Work instructions
Determine how many lines include the word "xlabel", then give that number and nothing more.

Material shown
-------

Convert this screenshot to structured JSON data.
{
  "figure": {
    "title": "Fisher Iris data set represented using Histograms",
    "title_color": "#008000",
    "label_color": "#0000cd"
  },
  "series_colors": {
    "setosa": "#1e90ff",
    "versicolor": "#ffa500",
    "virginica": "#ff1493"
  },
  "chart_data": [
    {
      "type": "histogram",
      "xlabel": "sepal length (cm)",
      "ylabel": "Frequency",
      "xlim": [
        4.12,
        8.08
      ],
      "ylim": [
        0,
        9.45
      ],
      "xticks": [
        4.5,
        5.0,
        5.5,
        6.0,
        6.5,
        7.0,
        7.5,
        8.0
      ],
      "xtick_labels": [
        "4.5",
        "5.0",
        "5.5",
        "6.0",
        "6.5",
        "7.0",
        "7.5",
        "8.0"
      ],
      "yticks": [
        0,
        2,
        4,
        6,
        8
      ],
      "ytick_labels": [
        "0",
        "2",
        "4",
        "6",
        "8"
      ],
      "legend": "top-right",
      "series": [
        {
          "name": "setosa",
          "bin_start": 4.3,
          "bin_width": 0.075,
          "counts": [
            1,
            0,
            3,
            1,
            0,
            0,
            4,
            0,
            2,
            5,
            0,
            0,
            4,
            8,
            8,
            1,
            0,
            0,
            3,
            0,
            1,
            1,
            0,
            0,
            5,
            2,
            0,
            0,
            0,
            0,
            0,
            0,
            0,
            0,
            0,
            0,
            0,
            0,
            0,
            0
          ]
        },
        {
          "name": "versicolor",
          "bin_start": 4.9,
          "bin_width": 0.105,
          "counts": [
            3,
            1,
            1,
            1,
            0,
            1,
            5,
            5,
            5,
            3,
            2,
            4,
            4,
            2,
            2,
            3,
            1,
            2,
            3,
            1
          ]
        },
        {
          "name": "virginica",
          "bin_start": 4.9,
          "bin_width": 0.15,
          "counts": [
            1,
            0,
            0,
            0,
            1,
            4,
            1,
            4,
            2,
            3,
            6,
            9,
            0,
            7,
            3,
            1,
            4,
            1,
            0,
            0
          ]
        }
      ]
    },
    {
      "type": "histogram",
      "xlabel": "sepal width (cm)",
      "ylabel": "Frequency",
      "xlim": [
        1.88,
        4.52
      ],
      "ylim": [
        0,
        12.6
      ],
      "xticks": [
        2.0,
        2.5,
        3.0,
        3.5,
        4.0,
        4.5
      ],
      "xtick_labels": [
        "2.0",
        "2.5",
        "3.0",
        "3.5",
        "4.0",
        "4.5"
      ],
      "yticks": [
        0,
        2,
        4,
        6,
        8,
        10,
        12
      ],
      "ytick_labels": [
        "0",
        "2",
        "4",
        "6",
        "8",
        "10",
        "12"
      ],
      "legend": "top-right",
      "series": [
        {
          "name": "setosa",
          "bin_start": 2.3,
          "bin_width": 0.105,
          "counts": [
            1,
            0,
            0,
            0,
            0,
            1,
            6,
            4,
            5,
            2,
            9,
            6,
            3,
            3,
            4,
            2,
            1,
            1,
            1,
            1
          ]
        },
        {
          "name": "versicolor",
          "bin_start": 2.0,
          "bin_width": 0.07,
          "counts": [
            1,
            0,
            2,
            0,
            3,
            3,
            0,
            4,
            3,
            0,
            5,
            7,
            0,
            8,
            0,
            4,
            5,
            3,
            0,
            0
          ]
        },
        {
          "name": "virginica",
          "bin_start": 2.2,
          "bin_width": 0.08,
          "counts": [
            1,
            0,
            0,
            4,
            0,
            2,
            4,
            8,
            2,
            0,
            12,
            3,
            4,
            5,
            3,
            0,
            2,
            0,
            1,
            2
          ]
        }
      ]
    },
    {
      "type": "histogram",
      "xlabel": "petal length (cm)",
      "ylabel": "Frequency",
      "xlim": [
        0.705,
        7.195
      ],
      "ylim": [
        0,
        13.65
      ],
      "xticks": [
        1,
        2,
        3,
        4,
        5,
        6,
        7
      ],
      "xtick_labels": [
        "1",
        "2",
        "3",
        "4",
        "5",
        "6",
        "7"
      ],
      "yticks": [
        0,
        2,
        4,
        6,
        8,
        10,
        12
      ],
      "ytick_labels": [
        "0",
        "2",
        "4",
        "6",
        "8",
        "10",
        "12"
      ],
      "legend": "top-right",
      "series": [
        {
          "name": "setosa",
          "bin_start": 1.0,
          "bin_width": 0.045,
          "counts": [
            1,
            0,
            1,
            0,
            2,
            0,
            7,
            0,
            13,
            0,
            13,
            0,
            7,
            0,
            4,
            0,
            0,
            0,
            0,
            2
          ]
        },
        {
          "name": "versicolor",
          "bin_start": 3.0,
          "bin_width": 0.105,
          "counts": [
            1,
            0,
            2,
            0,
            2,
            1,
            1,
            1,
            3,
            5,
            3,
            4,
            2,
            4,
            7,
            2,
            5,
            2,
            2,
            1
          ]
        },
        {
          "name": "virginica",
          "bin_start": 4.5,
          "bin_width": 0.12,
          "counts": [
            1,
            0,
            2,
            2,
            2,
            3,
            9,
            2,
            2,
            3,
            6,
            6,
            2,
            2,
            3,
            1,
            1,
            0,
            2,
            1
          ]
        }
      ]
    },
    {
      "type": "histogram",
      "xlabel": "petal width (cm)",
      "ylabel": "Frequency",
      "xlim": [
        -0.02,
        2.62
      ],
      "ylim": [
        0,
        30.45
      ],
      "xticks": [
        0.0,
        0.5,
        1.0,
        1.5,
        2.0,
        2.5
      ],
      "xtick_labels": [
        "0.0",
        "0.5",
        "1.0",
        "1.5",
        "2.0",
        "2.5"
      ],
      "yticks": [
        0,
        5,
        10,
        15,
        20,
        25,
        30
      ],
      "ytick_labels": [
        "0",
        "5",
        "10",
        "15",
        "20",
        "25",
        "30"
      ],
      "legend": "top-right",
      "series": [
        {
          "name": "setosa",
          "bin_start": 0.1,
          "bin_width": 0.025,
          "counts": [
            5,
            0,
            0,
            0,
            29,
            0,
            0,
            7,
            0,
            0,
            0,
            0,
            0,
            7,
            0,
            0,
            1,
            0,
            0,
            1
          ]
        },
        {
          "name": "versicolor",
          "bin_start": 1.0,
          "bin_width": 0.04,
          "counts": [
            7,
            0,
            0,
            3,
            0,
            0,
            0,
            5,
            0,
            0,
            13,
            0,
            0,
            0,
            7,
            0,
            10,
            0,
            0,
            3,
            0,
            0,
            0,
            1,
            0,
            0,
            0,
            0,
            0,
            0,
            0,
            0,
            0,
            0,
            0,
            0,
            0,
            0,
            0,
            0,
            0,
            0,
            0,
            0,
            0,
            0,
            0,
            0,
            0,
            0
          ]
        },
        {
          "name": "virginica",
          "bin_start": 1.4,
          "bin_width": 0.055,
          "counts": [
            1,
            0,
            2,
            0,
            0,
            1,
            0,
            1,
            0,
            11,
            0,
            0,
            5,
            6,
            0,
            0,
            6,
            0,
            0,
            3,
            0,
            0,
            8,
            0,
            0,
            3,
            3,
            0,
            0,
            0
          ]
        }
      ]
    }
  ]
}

-------

Output for this task
4